Copy out every line in which the string "also" occurs.

※

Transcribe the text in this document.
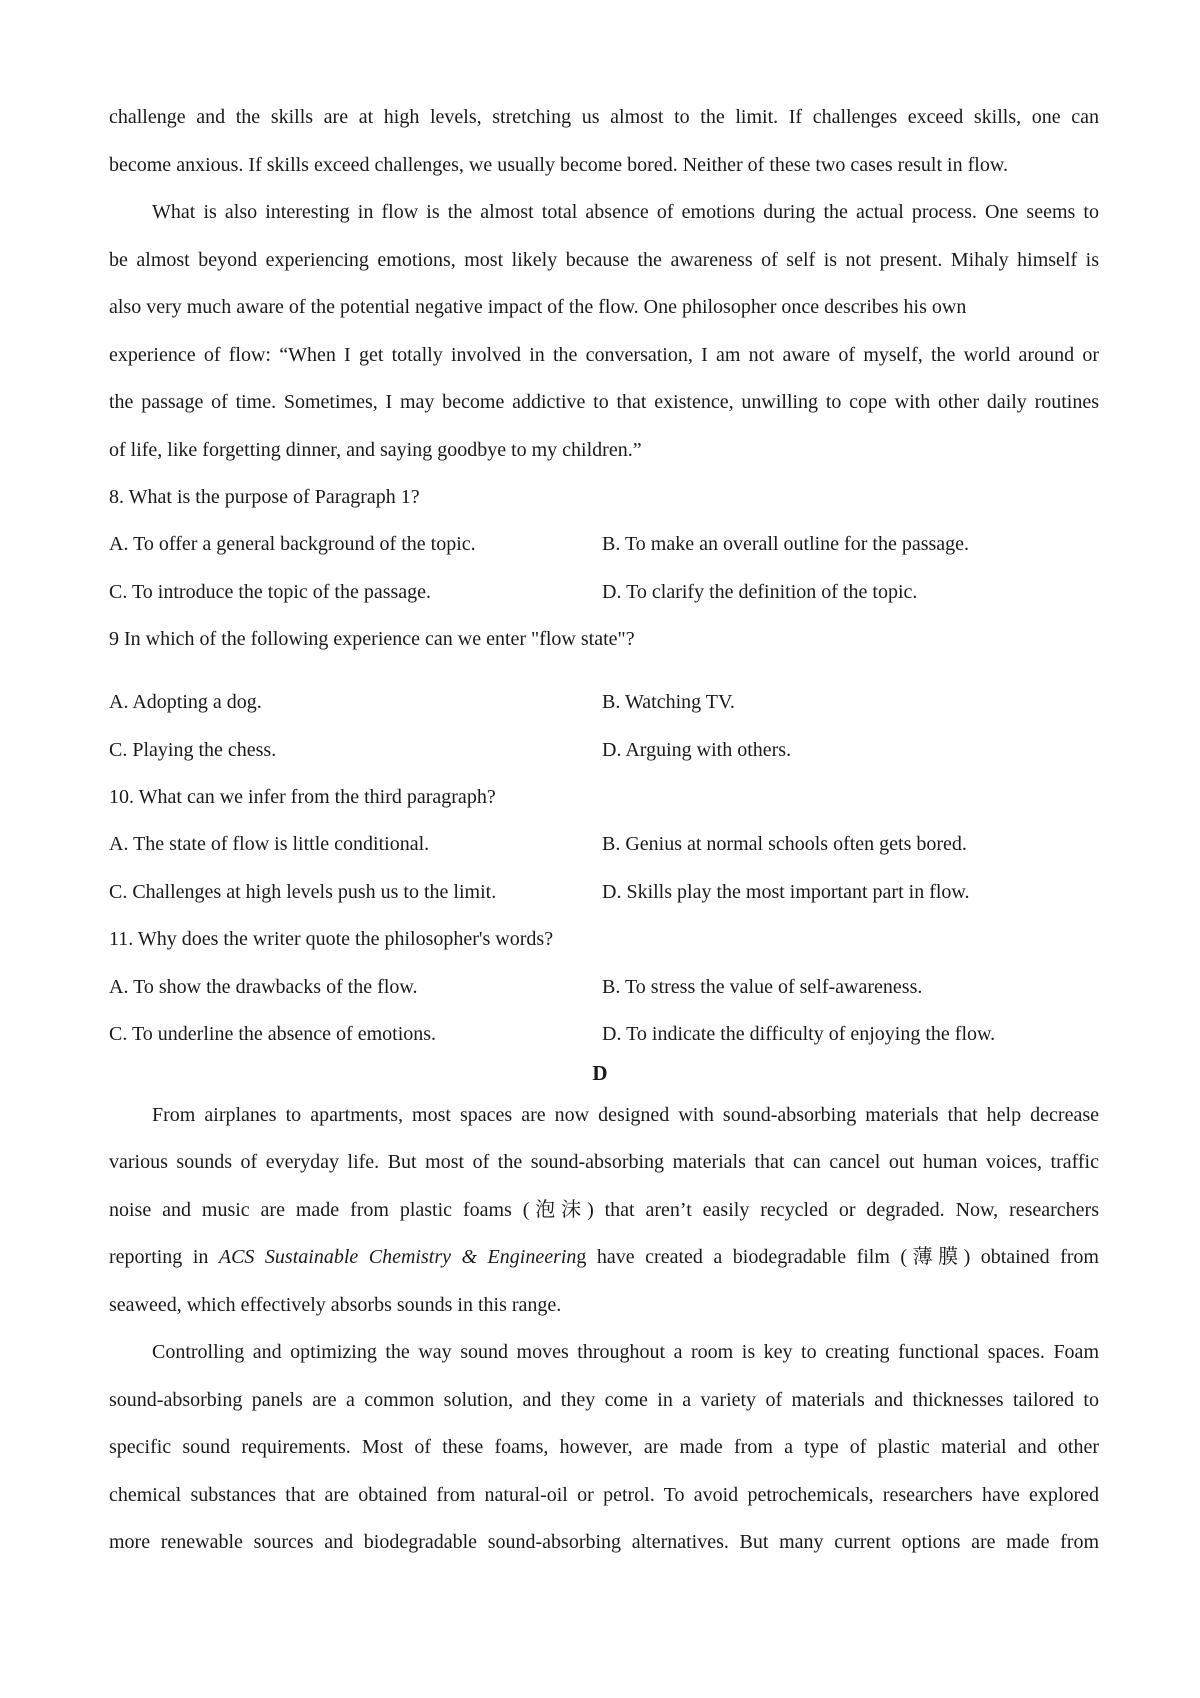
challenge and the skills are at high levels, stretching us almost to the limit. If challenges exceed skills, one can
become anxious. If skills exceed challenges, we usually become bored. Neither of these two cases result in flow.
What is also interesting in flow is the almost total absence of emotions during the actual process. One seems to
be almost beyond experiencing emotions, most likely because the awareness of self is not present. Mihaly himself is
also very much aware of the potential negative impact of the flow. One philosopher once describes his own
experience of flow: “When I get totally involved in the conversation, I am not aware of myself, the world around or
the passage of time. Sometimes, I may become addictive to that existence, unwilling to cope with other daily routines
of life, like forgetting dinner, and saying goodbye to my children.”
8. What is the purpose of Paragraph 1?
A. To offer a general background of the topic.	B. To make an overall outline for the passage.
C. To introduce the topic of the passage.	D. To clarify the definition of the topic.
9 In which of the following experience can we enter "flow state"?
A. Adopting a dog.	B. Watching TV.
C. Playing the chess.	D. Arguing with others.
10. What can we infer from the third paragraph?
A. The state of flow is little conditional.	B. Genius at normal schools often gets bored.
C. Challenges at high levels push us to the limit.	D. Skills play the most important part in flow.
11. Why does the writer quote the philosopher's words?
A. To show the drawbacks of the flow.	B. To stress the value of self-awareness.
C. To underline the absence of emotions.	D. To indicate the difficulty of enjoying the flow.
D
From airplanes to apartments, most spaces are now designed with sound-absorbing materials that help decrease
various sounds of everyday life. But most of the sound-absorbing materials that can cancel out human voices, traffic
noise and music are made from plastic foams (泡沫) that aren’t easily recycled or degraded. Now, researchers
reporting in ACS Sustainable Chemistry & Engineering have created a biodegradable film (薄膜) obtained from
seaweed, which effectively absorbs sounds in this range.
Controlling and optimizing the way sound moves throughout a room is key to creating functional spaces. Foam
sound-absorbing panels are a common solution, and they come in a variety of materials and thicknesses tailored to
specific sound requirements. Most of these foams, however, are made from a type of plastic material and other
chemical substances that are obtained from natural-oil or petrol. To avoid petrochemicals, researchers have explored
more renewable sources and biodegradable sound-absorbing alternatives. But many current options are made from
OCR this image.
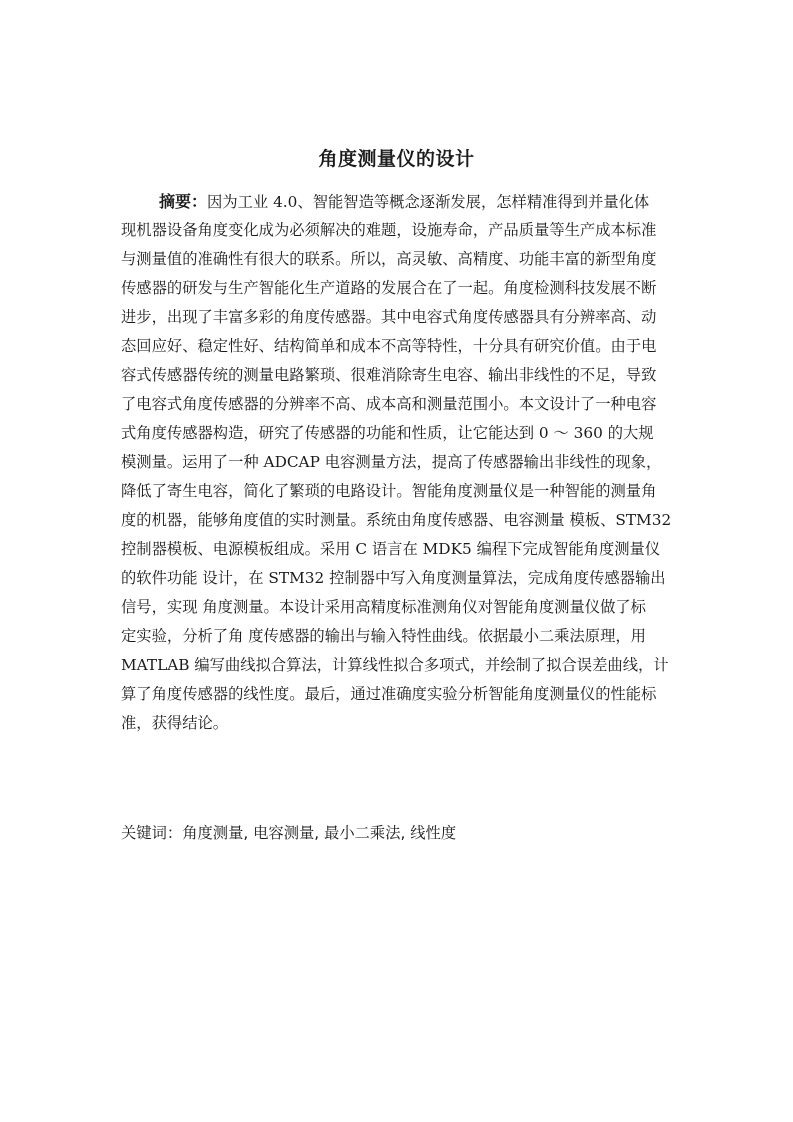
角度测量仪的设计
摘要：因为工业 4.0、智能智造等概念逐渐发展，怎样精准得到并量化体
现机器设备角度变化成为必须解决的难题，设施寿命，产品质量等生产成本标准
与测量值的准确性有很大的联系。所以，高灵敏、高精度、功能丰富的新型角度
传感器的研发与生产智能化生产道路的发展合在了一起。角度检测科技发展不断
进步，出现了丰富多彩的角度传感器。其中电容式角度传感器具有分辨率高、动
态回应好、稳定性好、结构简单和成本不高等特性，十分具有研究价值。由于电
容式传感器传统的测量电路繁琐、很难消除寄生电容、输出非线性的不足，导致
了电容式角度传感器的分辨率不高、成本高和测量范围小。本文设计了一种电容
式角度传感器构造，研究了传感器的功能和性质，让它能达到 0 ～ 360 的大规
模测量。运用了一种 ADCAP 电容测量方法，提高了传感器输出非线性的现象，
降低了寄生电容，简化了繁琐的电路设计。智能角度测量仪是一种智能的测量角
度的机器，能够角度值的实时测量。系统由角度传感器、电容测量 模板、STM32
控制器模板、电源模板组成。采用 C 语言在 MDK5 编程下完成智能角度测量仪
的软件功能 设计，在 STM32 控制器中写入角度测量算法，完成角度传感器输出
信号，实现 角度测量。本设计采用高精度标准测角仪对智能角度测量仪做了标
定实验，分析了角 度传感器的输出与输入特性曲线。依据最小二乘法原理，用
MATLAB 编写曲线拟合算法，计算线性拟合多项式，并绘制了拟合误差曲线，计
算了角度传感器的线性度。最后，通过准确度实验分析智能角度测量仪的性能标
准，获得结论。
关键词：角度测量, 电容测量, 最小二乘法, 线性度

※

## WRITTEN SOLUTION
What is also interesting in flow is the almost total absence of emotions during the actual process. One seems to
also very much aware of the potential negative impact of the flow. One philosopher once describes his own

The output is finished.